Given task - Search the material and gather each line with "structured" in it.

[Data records]
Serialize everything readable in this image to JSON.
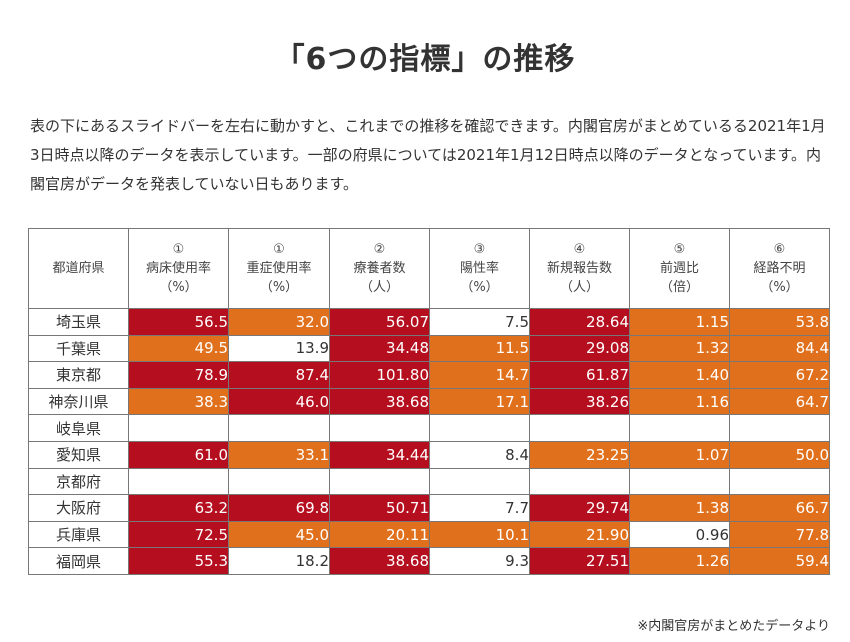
{
  "title": "「6つの指標」の推移",
  "description": "表の下にあるスライドバーを左右に動かすと、これまでの推移を確認できます。内閣官房がまとめているる2021年1月3日時点以降のデータを表示しています。一部の府県については2021年1月12日時点以降のデータとなっています。内閣官房がデータを発表していない日もあります。",
  "table": {
    "columns": [
      {
        "num": "",
        "name": "都道府県",
        "unit": ""
      },
      {
        "num": "①",
        "name": "病床使用率",
        "unit": "（%）"
      },
      {
        "num": "①",
        "name": "重症使用率",
        "unit": "（%）"
      },
      {
        "num": "②",
        "name": "療養者数",
        "unit": "（人）"
      },
      {
        "num": "③",
        "name": "陽性率",
        "unit": "（%）"
      },
      {
        "num": "④",
        "name": "新規報告数",
        "unit": "（人）"
      },
      {
        "num": "⑤",
        "name": "前週比",
        "unit": "（倍）"
      },
      {
        "num": "⑥",
        "name": "経路不明",
        "unit": "（%）"
      }
    ],
    "rows": [
      {
        "pref": "埼玉県",
        "values": [
          "56.5",
          "32.0",
          "56.07",
          "7.5",
          "28.64",
          "1.15",
          "53.8"
        ],
        "levels": [
          "h",
          "m",
          "h",
          "l",
          "h",
          "m",
          "m"
        ]
      },
      {
        "pref": "千葉県",
        "values": [
          "49.5",
          "13.9",
          "34.48",
          "11.5",
          "29.08",
          "1.32",
          "84.4"
        ],
        "levels": [
          "m",
          "l",
          "h",
          "m",
          "h",
          "m",
          "m"
        ]
      },
      {
        "pref": "東京都",
        "values": [
          "78.9",
          "87.4",
          "101.80",
          "14.7",
          "61.87",
          "1.40",
          "67.2"
        ],
        "levels": [
          "h",
          "h",
          "h",
          "m",
          "h",
          "m",
          "m"
        ]
      },
      {
        "pref": "神奈川県",
        "values": [
          "38.3",
          "46.0",
          "38.68",
          "17.1",
          "38.26",
          "1.16",
          "64.7"
        ],
        "levels": [
          "m",
          "h",
          "h",
          "m",
          "h",
          "m",
          "m"
        ]
      },
      {
        "pref": "岐阜県",
        "values": [
          "",
          "",
          "",
          "",
          "",
          "",
          ""
        ],
        "levels": [
          "n",
          "n",
          "n",
          "n",
          "n",
          "n",
          "n"
        ]
      },
      {
        "pref": "愛知県",
        "values": [
          "61.0",
          "33.1",
          "34.44",
          "8.4",
          "23.25",
          "1.07",
          "50.0"
        ],
        "levels": [
          "h",
          "m",
          "h",
          "l",
          "m",
          "m",
          "m"
        ]
      },
      {
        "pref": "京都府",
        "values": [
          "",
          "",
          "",
          "",
          "",
          "",
          ""
        ],
        "levels": [
          "n",
          "n",
          "n",
          "n",
          "n",
          "n",
          "n"
        ]
      },
      {
        "pref": "大阪府",
        "values": [
          "63.2",
          "69.8",
          "50.71",
          "7.7",
          "29.74",
          "1.38",
          "66.7"
        ],
        "levels": [
          "h",
          "h",
          "h",
          "l",
          "h",
          "m",
          "m"
        ]
      },
      {
        "pref": "兵庫県",
        "values": [
          "72.5",
          "45.0",
          "20.11",
          "10.1",
          "21.90",
          "0.96",
          "77.8"
        ],
        "levels": [
          "h",
          "m",
          "m",
          "m",
          "m",
          "l",
          "m"
        ]
      },
      {
        "pref": "福岡県",
        "values": [
          "55.3",
          "18.2",
          "38.68",
          "9.3",
          "27.51",
          "1.26",
          "59.4"
        ],
        "levels": [
          "h",
          "l",
          "h",
          "l",
          "h",
          "m",
          "m"
        ]
      }
    ]
  },
  "colors": {
    "high": "#b50f1f",
    "medium": "#e0701b",
    "low": "#ffffff"
  },
  "footnote": "※内閣官房がまとめたデータより"
}
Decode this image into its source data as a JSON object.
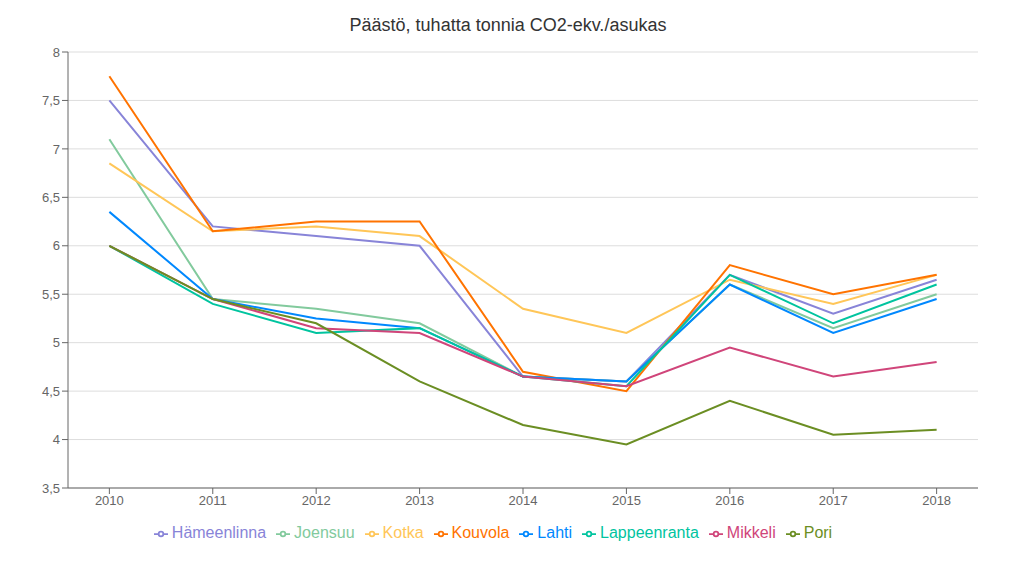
{
  "chart_data": {
    "type": "line",
    "title": "Päästö, tuhatta tonnia CO2-ekv./asukas",
    "x": [
      2010,
      2011,
      2012,
      2013,
      2014,
      2015,
      2016,
      2017,
      2018
    ],
    "xlim": [
      2009.6,
      2018.4
    ],
    "xticks": [
      2010,
      2011,
      2012,
      2013,
      2014,
      2015,
      2016,
      2017,
      2018
    ],
    "ylim": [
      3.5,
      8.0
    ],
    "yticks": [
      {
        "value": 3.5,
        "label": "3,5"
      },
      4,
      {
        "value": 4.5,
        "label": "4,5"
      },
      5,
      {
        "value": 5.5,
        "label": "5,5"
      },
      6,
      {
        "value": 6.5,
        "label": "6,5"
      },
      7,
      {
        "value": 7.5,
        "label": "7,5"
      },
      8
    ],
    "grid": true,
    "legend": "bottom",
    "series": [
      {
        "name": "Hämeenlinna",
        "color": "#8884d8",
        "values": [
          7.5,
          6.2,
          6.1,
          6.0,
          4.65,
          4.6,
          5.7,
          5.3,
          5.65
        ]
      },
      {
        "name": "Joensuu",
        "color": "#82ca9d",
        "values": [
          7.1,
          5.45,
          5.35,
          5.2,
          4.65,
          4.6,
          5.6,
          5.15,
          5.5
        ]
      },
      {
        "name": "Kotka",
        "color": "#ffc658",
        "values": [
          6.85,
          6.15,
          6.2,
          6.1,
          5.35,
          5.1,
          5.65,
          5.4,
          5.7
        ]
      },
      {
        "name": "Kouvola",
        "color": "#ff7300",
        "values": [
          7.75,
          6.15,
          6.25,
          6.25,
          4.7,
          4.5,
          5.8,
          5.5,
          5.7
        ]
      },
      {
        "name": "Lahti",
        "color": "#0088fe",
        "values": [
          6.35,
          5.45,
          5.25,
          5.15,
          4.65,
          4.6,
          5.6,
          5.1,
          5.45
        ]
      },
      {
        "name": "Lappeenranta",
        "color": "#00c49f",
        "values": [
          6.0,
          5.4,
          5.1,
          5.15,
          4.65,
          4.55,
          5.7,
          5.2,
          5.6
        ]
      },
      {
        "name": "Mikkeli",
        "color": "#d0457a",
        "values": [
          6.0,
          5.45,
          5.15,
          5.1,
          4.65,
          4.55,
          4.95,
          4.65,
          4.8
        ]
      },
      {
        "name": "Pori",
        "color": "#6b8e23",
        "values": [
          6.0,
          5.45,
          5.2,
          4.6,
          4.15,
          3.95,
          4.4,
          4.05,
          4.1
        ]
      }
    ]
  }
}
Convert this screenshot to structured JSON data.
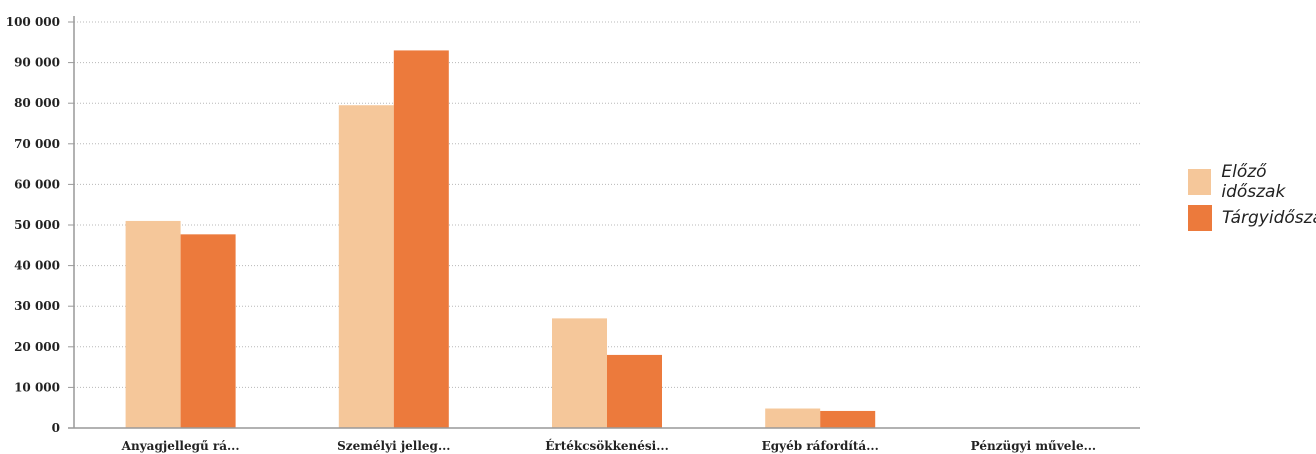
{
  "chart_data": {
    "type": "bar",
    "categories": [
      "Anyagjellegű rá...",
      "Személyi jelleg...",
      "Értékcsökkenési...",
      "Egyéb ráfordítá...",
      "Pénzügyi művele..."
    ],
    "series": [
      {
        "name": "Előző időszak",
        "color": "#f5c79a",
        "values": [
          51000,
          79500,
          27000,
          4800,
          0
        ]
      },
      {
        "name": "Tárgyidőszak",
        "color": "#ec7a3c",
        "values": [
          47700,
          93000,
          18000,
          4200,
          0
        ]
      }
    ],
    "y_ticks": [
      "100 000",
      "90 000",
      "80 000",
      "70 000",
      "60 000",
      "50 000",
      "40 000",
      "30 000",
      "20 000",
      "10 000",
      "0"
    ],
    "ylim": [
      0,
      100000
    ],
    "grid": true,
    "legend_position": "right"
  }
}
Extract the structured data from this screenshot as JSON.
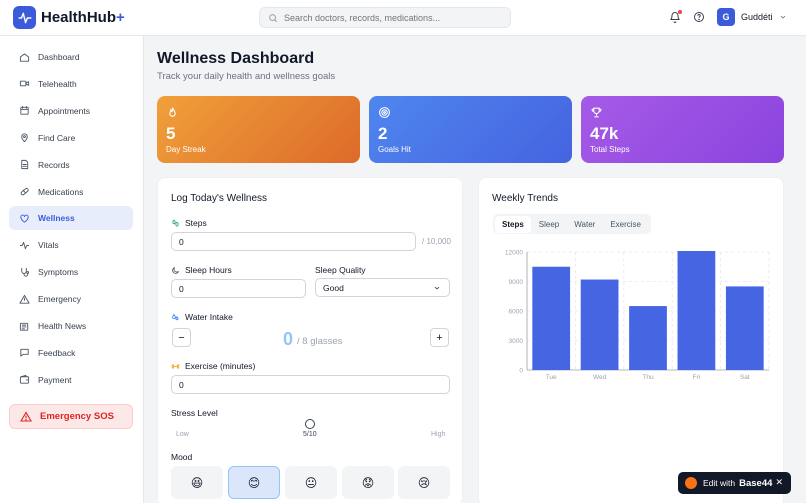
{
  "app": {
    "name": "HealthHub",
    "name_suffix": "+"
  },
  "search": {
    "placeholder": "Search doctors, records, medications..."
  },
  "user": {
    "initial": "G",
    "name": "Guddéti"
  },
  "sidebar": {
    "items": [
      {
        "label": "Dashboard",
        "icon": "home-icon"
      },
      {
        "label": "Telehealth",
        "icon": "video-icon"
      },
      {
        "label": "Appointments",
        "icon": "calendar-icon"
      },
      {
        "label": "Find Care",
        "icon": "map-pin-icon"
      },
      {
        "label": "Records",
        "icon": "file-icon"
      },
      {
        "label": "Medications",
        "icon": "pill-icon"
      },
      {
        "label": "Wellness",
        "icon": "heart-icon",
        "active": true
      },
      {
        "label": "Vitals",
        "icon": "activity-icon"
      },
      {
        "label": "Symptoms",
        "icon": "stethoscope-icon"
      },
      {
        "label": "Emergency",
        "icon": "alert-triangle-icon"
      },
      {
        "label": "Health News",
        "icon": "newspaper-icon"
      },
      {
        "label": "Feedback",
        "icon": "message-icon"
      },
      {
        "label": "Payment",
        "icon": "wallet-icon"
      }
    ],
    "sos_label": "Emergency SOS"
  },
  "page": {
    "title": "Wellness Dashboard",
    "subtitle": "Track your daily health and wellness goals"
  },
  "stats": [
    {
      "value": "5",
      "label": "Day Streak",
      "icon": "flame-icon",
      "color": "#e8862e"
    },
    {
      "value": "2",
      "label": "Goals Hit",
      "icon": "target-icon",
      "color": "#4a73e8"
    },
    {
      "value": "47k",
      "label": "Total Steps",
      "icon": "trophy-icon",
      "color": "#9a4ee0"
    }
  ],
  "log": {
    "title": "Log Today's Wellness",
    "steps_label": "Steps",
    "steps_value": "0",
    "steps_goal": "/ 10,000",
    "sleep_hours_label": "Sleep Hours",
    "sleep_hours_value": "0",
    "sleep_quality_label": "Sleep Quality",
    "sleep_quality_value": "Good",
    "water_label": "Water Intake",
    "water_value": "0",
    "water_unit": "/ 8 glasses",
    "minus": "−",
    "plus": "+",
    "exercise_label": "Exercise (minutes)",
    "exercise_value": "0",
    "stress_label": "Stress Level",
    "stress_low": "Low",
    "stress_value_text": "5/10",
    "stress_high": "High",
    "stress_level": 5,
    "stress_max": 10,
    "mood_label": "Mood",
    "moods": [
      "😆",
      "😊",
      "😐",
      "😟",
      "😢"
    ],
    "mood_selected": 1
  },
  "trends": {
    "title": "Weekly Trends",
    "tabs": [
      "Steps",
      "Sleep",
      "Water",
      "Exercise"
    ],
    "active_tab": 0
  },
  "chart_data": {
    "type": "bar",
    "categories": [
      "Tue",
      "Wed",
      "Thu",
      "Fri",
      "Sat"
    ],
    "values": [
      10500,
      9200,
      6500,
      12100,
      8500
    ],
    "ylim": [
      0,
      12000
    ],
    "yticks": [
      0,
      3000,
      6000,
      9000,
      12000
    ],
    "bar_color": "#4565e3",
    "grid": true
  },
  "badge": {
    "text": "Edit with",
    "brand": "Base44",
    "close": "✕"
  }
}
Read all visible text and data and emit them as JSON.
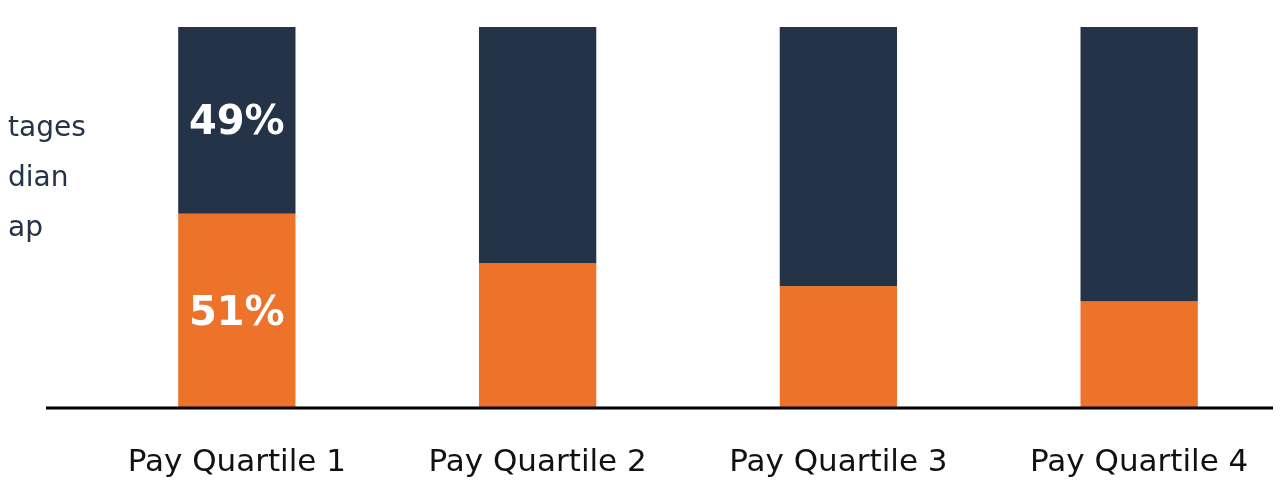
{
  "chart_data": {
    "type": "bar",
    "stacked": true,
    "categories": [
      "Pay Quartile 1",
      "Pay Quartile 2",
      "Pay Quartile 3",
      "Pay Quartile 4"
    ],
    "series": [
      {
        "color": "#ed732b",
        "values": [
          51,
          38,
          32,
          28
        ],
        "value_labels": [
          "51%",
          null,
          null,
          null
        ]
      },
      {
        "color": "#253349",
        "values": [
          49,
          62,
          68,
          72
        ],
        "value_labels": [
          "49%",
          null,
          null,
          null
        ]
      }
    ],
    "annotations": [
      "tages",
      "dian",
      "ap"
    ]
  }
}
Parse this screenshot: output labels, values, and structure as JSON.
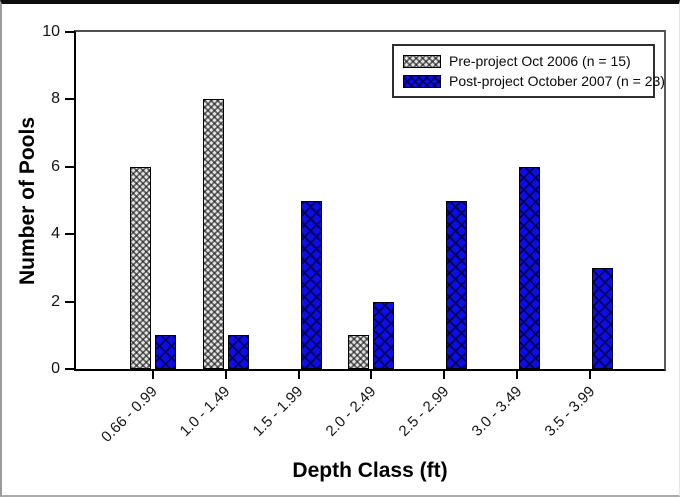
{
  "chart_data": {
    "type": "bar",
    "title": "",
    "xlabel": "Depth Class (ft)",
    "ylabel": "Number of Pools",
    "categories": [
      "0.66 - 0.99",
      "1.0 - 1.49",
      "1.5 - 1.99",
      "2.0 - 2.49",
      "2.5 - 2.99",
      "3.0 - 3.49",
      "3.5 - 3.99"
    ],
    "series": [
      {
        "name": "Pre-project Oct 2006 (n = 15)",
        "values": [
          6,
          8,
          0,
          1,
          0,
          0,
          0
        ],
        "pattern": "gray-checker-hatch",
        "color": "#e4e4e4"
      },
      {
        "name": "Post-project October 2007 (n = 23)",
        "values": [
          1,
          1,
          5,
          2,
          5,
          6,
          3
        ],
        "pattern": "blue-diagonal-crosshatch",
        "color": "#0d0de8"
      }
    ],
    "ylim": [
      0,
      10
    ],
    "yticks": [
      0,
      2,
      4,
      6,
      8,
      10
    ],
    "legend_position": "top-right",
    "grid": false,
    "axis_color": "#000000",
    "frame_color": "#5a5a5a"
  }
}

Written response -
Convert this screenshot to structured JSON data.
Extract the structured data from this screenshot as JSON.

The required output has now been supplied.